━━ RECORDS SUPPLIED

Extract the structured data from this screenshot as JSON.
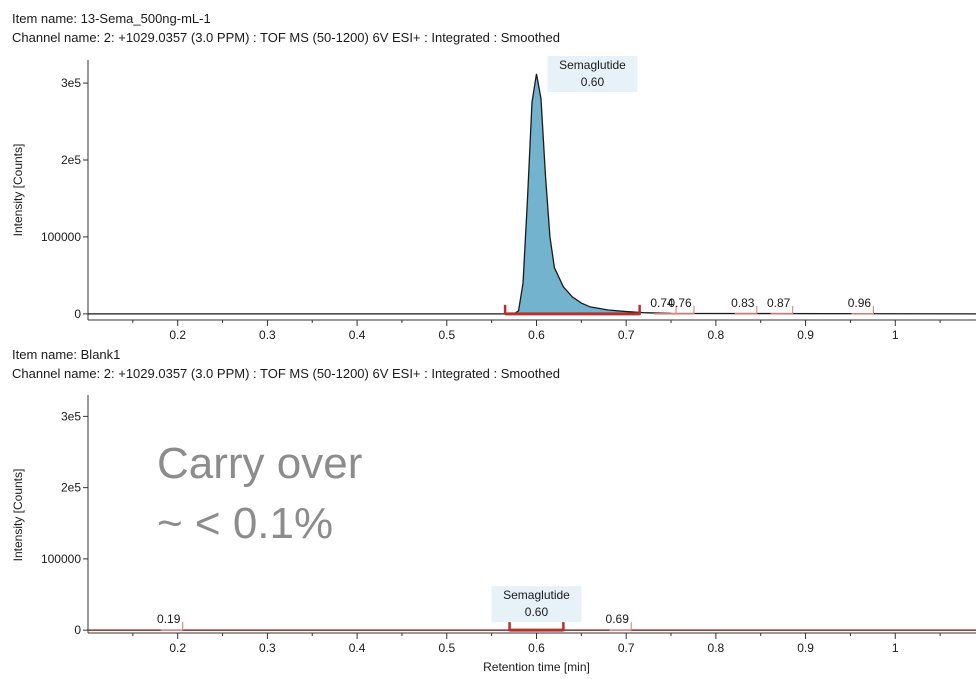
{
  "chart_data": [
    {
      "type": "line",
      "item_name": "Item name: 13-Sema_500ng-mL-1",
      "channel_name": "Channel name: 2: +1029.0357 (3.0 PPM) : TOF MS (50-1200) 6V ESI+ : Integrated : Smoothed",
      "ylabel": "Intensity [Counts]",
      "xlabel": "",
      "xlim": [
        0.1,
        1.09
      ],
      "ylim": [
        -8000,
        330000
      ],
      "x_ticks": [
        0.2,
        0.3,
        0.4,
        0.5,
        0.6,
        0.7,
        0.8,
        0.9,
        1
      ],
      "x_tick_labels": [
        "0.2",
        "0.3",
        "0.4",
        "0.5",
        "0.6",
        "0.7",
        "0.8",
        "0.9",
        "1"
      ],
      "y_ticks": [
        0,
        100000,
        200000,
        300000
      ],
      "y_tick_labels": [
        "0",
        "100000",
        "2e5",
        "3e5"
      ],
      "series": [
        {
          "x": [
            0.1,
            0.55,
            0.575,
            0.58,
            0.585,
            0.59,
            0.595,
            0.6,
            0.605,
            0.61,
            0.615,
            0.62,
            0.63,
            0.64,
            0.65,
            0.66,
            0.68,
            0.7,
            0.72,
            0.75,
            1.09
          ],
          "y": [
            0,
            0,
            0,
            4000,
            40000,
            150000,
            275000,
            312000,
            280000,
            180000,
            100000,
            60000,
            35000,
            22000,
            14000,
            9000,
            5000,
            3000,
            1500,
            500,
            0
          ]
        }
      ],
      "integrated_peak": {
        "start": 0.565,
        "end": 0.715
      },
      "peak_label": {
        "name": "Semaglutide",
        "rt": "0.60"
      },
      "minor_peaks": [
        {
          "label": "0.74",
          "x": 0.74
        },
        {
          "label": "0.76",
          "x": 0.76
        },
        {
          "label": "0.83",
          "x": 0.83
        },
        {
          "label": "0.87",
          "x": 0.87
        },
        {
          "label": "0.96",
          "x": 0.96
        }
      ]
    },
    {
      "type": "line",
      "item_name": "Item name: Blank1",
      "channel_name": "Channel name: 2: +1029.0357 (3.0 PPM) : TOF MS (50-1200) 6V ESI+ : Integrated : Smoothed",
      "ylabel": "Intensity [Counts]",
      "xlabel": "Retention time [min]",
      "xlim": [
        0.1,
        1.09
      ],
      "ylim": [
        -4000,
        330000
      ],
      "x_ticks": [
        0.2,
        0.3,
        0.4,
        0.5,
        0.6,
        0.7,
        0.8,
        0.9,
        1
      ],
      "x_tick_labels": [
        "0.2",
        "0.3",
        "0.4",
        "0.5",
        "0.6",
        "0.7",
        "0.8",
        "0.9",
        "1"
      ],
      "y_ticks": [
        0,
        100000,
        200000,
        300000
      ],
      "y_tick_labels": [
        "0",
        "100000",
        "2e5",
        "3e5"
      ],
      "series": [
        {
          "x": [
            0.1,
            0.3,
            0.5,
            0.6,
            0.8,
            1.09
          ],
          "y": [
            0,
            0,
            0,
            0,
            0,
            0
          ]
        }
      ],
      "integrated_peak": {
        "start": 0.57,
        "end": 0.63
      },
      "peak_label": {
        "name": "Semaglutide",
        "rt": "0.60"
      },
      "minor_peaks": [
        {
          "label": "0.19",
          "x": 0.19
        },
        {
          "label": "0.69",
          "x": 0.69
        }
      ],
      "annotation": [
        "Carry over",
        "~ < 0.1%"
      ]
    }
  ],
  "colors": {
    "peak_fill": "#5aa6c4",
    "trace": "#1a1a1a",
    "integration": "#b5312c",
    "minor_peak": "#e08a86",
    "peak_label_bg": "#e6f1f8",
    "annotation": "#8c8c8c"
  }
}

━━━━

Repeat all the records above exactly, leaving out any pictures.

Extract the structured data from this screenshot as JSON.
{
  "chart_data": [
    {
      "type": "line",
      "item_name": "Item name: 13-Sema_500ng-mL-1",
      "channel_name": "Channel name: 2: +1029.0357 (3.0 PPM) : TOF MS (50-1200) 6V ESI+ : Integrated : Smoothed",
      "ylabel": "Intensity [Counts]",
      "xlabel": "",
      "xlim": [
        0.1,
        1.09
      ],
      "ylim": [
        -8000,
        330000
      ],
      "x_ticks": [
        0.2,
        0.3,
        0.4,
        0.5,
        0.6,
        0.7,
        0.8,
        0.9,
        1
      ],
      "x_tick_labels": [
        "0.2",
        "0.3",
        "0.4",
        "0.5",
        "0.6",
        "0.7",
        "0.8",
        "0.9",
        "1"
      ],
      "y_ticks": [
        0,
        100000,
        200000,
        300000
      ],
      "y_tick_labels": [
        "0",
        "100000",
        "2e5",
        "3e5"
      ],
      "series": [
        {
          "x": [
            0.1,
            0.55,
            0.575,
            0.58,
            0.585,
            0.59,
            0.595,
            0.6,
            0.605,
            0.61,
            0.615,
            0.62,
            0.63,
            0.64,
            0.65,
            0.66,
            0.68,
            0.7,
            0.72,
            0.75,
            1.09
          ],
          "y": [
            0,
            0,
            0,
            4000,
            40000,
            150000,
            275000,
            312000,
            280000,
            180000,
            100000,
            60000,
            35000,
            22000,
            14000,
            9000,
            5000,
            3000,
            1500,
            500,
            0
          ]
        }
      ],
      "integrated_peak": {
        "start": 0.565,
        "end": 0.715
      },
      "peak_label": {
        "name": "Semaglutide",
        "rt": "0.60"
      },
      "minor_peaks": [
        {
          "label": "0.74",
          "x": 0.74
        },
        {
          "label": "0.76",
          "x": 0.76
        },
        {
          "label": "0.83",
          "x": 0.83
        },
        {
          "label": "0.87",
          "x": 0.87
        },
        {
          "label": "0.96",
          "x": 0.96
        }
      ]
    },
    {
      "type": "line",
      "item_name": "Item name: Blank1",
      "channel_name": "Channel name: 2: +1029.0357 (3.0 PPM) : TOF MS (50-1200) 6V ESI+ : Integrated : Smoothed",
      "ylabel": "Intensity [Counts]",
      "xlabel": "Retention time [min]",
      "xlim": [
        0.1,
        1.09
      ],
      "ylim": [
        -4000,
        330000
      ],
      "x_ticks": [
        0.2,
        0.3,
        0.4,
        0.5,
        0.6,
        0.7,
        0.8,
        0.9,
        1
      ],
      "x_tick_labels": [
        "0.2",
        "0.3",
        "0.4",
        "0.5",
        "0.6",
        "0.7",
        "0.8",
        "0.9",
        "1"
      ],
      "y_ticks": [
        0,
        100000,
        200000,
        300000
      ],
      "y_tick_labels": [
        "0",
        "100000",
        "2e5",
        "3e5"
      ],
      "series": [
        {
          "x": [
            0.1,
            0.3,
            0.5,
            0.6,
            0.8,
            1.09
          ],
          "y": [
            0,
            0,
            0,
            0,
            0,
            0
          ]
        }
      ],
      "integrated_peak": {
        "start": 0.57,
        "end": 0.63
      },
      "peak_label": {
        "name": "Semaglutide",
        "rt": "0.60"
      },
      "minor_peaks": [
        {
          "label": "0.19",
          "x": 0.19
        },
        {
          "label": "0.69",
          "x": 0.69
        }
      ],
      "annotation": [
        "Carry over",
        "~ < 0.1%"
      ]
    }
  ],
  "colors": {
    "peak_fill": "#5aa6c4",
    "trace": "#1a1a1a",
    "integration": "#b5312c",
    "minor_peak": "#e08a86",
    "peak_label_bg": "#e6f1f8",
    "annotation": "#8c8c8c"
  }
}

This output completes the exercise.